= CONSIGNA =
Según el texto sobre las religiones, ¿qué quiere decir Tao?

Llegados a este punto sería oportuno recordar todas las religiones primitivas, las religiones de tipo animista, que ponen en primer plano el culto a los antepasados. Parece que quienes las practican se encuentren especialmente cerca del cristianismo. Con ellos, también la actividad misionera de la Iglesia halla más fácilmente un lenguaje común. ¿Hay, quizá, en esta veneración a los antepasados una cierta preparación para la fe cristiana en la comunión de los santos, por la que todos los creyentes -vivos o muertos- forman una única comunidad, un único cuerpo? La fe en la comunión de los santos es, en definitiva, fe en Cristo, que es la única fuente de vida y de santidad para todos. No hay nada de extraño, pues, en que los animistas africanos y asiáticos se conviertan con relativa facilidad en confesores de Cristo, oponiendo menos resistencia que los representantes de las grandes religiones del Extremo Oriente.
Estas últimas -también según la presentación que hace de ellas el Concilio- poseen carácter de sistema. Son sistemas cultuales y, al mismo tiempo, sistemas éticos, con un notable énfasis en lo que es el bien y en lo que es el mal. A ellas pertenecen ciertamente tanto el confucionismo chino como el taoísmo; Tao quiere decir verdad eterna -algo semejante al Verbo cristiano-, que se refleja en los actos del hombre mediante la verdad y el bien morales. Las religiones del Extremo Oriente han supuesto una gran contribución en la historia de la moralidad y de la cultura, han formado la conciencia de identidad nacional en los habitantes de China, India, Japón, Tíbet, y también en los pueblos del sudeste de Asia o de los archipiélagos del océano Pacífico.
Algunos de estos pueblos tienen culturas que se remontan a épocas muy lejanas. Los indígenas australianos se enorgullecen de tener una historia de varias decenas de miles de años, y su tradición étnica y religiosa es más antigua que la de Abraham y Moisés.
Cristo vino al mundo para todos estos pueblos, los ha redimido a todos y tiene ciertamente Sus caminos para llegar a cada uno de ellos, en la actual etapa escatológica de la historia de la salvación. De hecho, en aquellas regiones muchos Lo aceptan y muchos más tienen en Él una fe implícita (cfr. Hebreos 11, 6).
PREGUNTA
Antes de pasar al monoteísmo, a las otras dos religiones (judaísmo e islamismo), que adoran a un Dios único, quisiera pedirle que se detuviera aún un poco en el budismo. Pues, como Usted bien sabe, es ésta una «doctrina salvífica» que parece fascinar cada vez más a muchos occidentales, sea como «alternativa» al cristianismo, sea como una especie de «complemento», al menos para ciertas técnicas ascéticas y místicas.
RESPUESTA
Sí, tiene usted razón, y le agradezco la pregunta. Entre las religiones que se indican en Nostra aetate, es necesario prestar una especial atención al budismo, que según un cierto punto de vista es, como el cristianismo, una religión de salvación. Sin embargo, hay que añadir de inmediato que la soteriología del budismo y la del cristianismo son, por así decirlo, contrarias.

= EXTRACTO DE DATOS =
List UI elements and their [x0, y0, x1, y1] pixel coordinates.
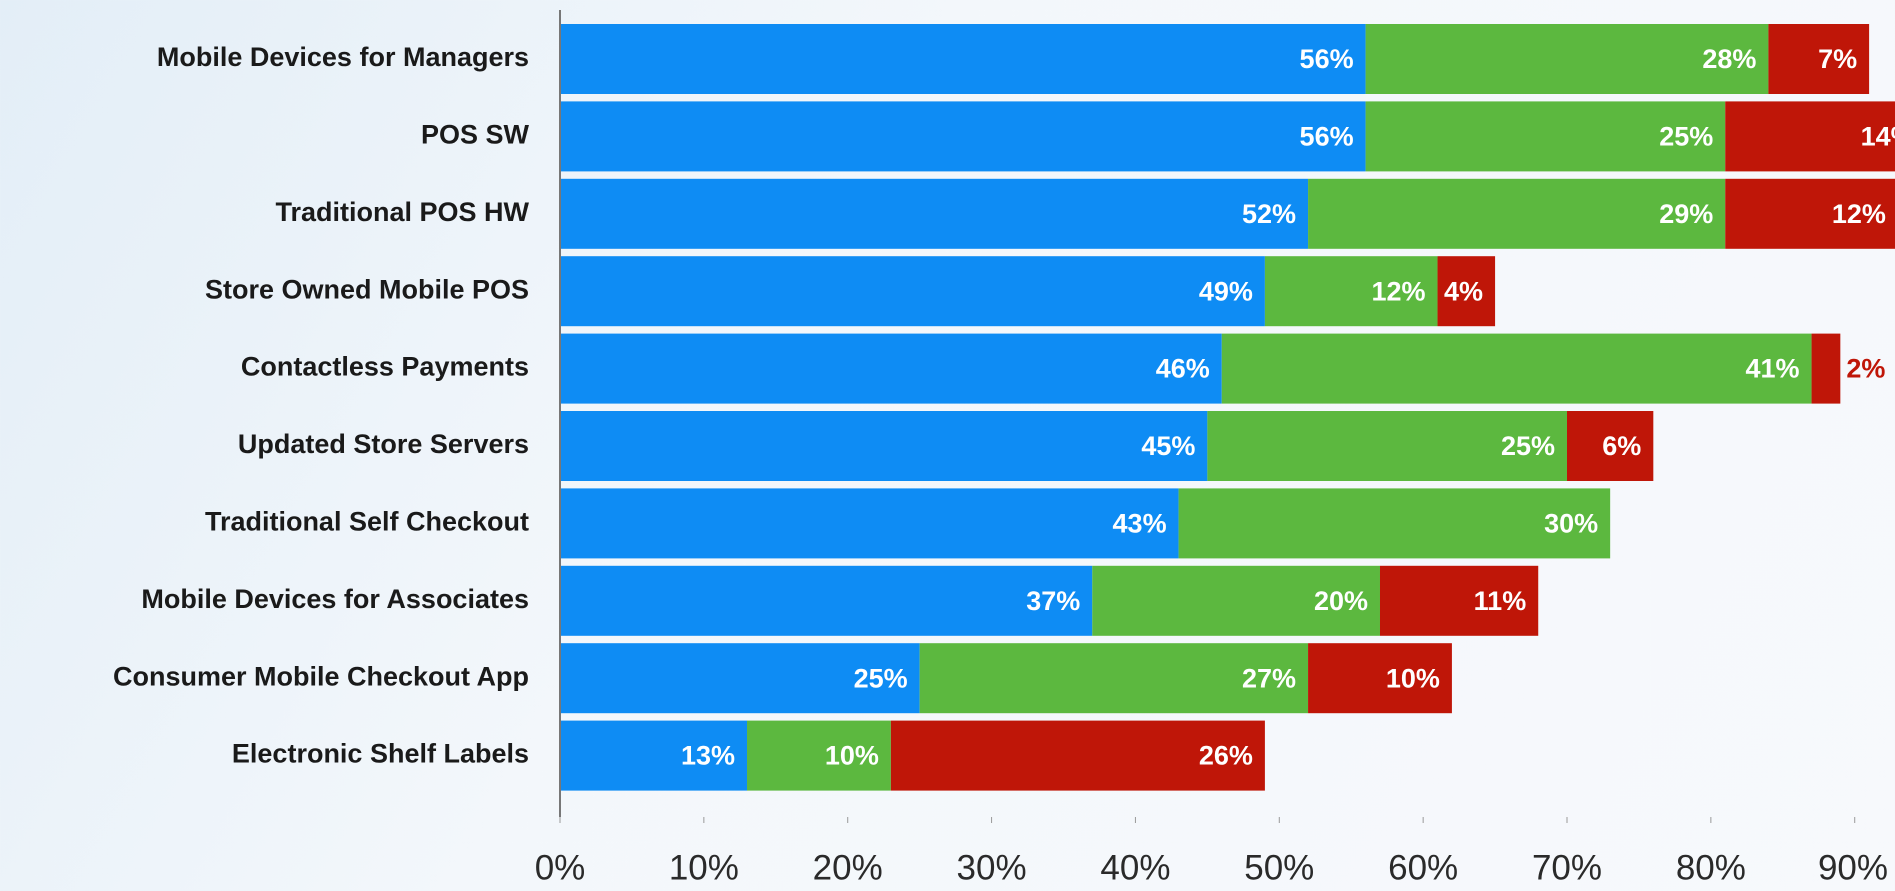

= SOLUCIÓN DEL EJERCICIO =
Tao quiere decir verdad eterna.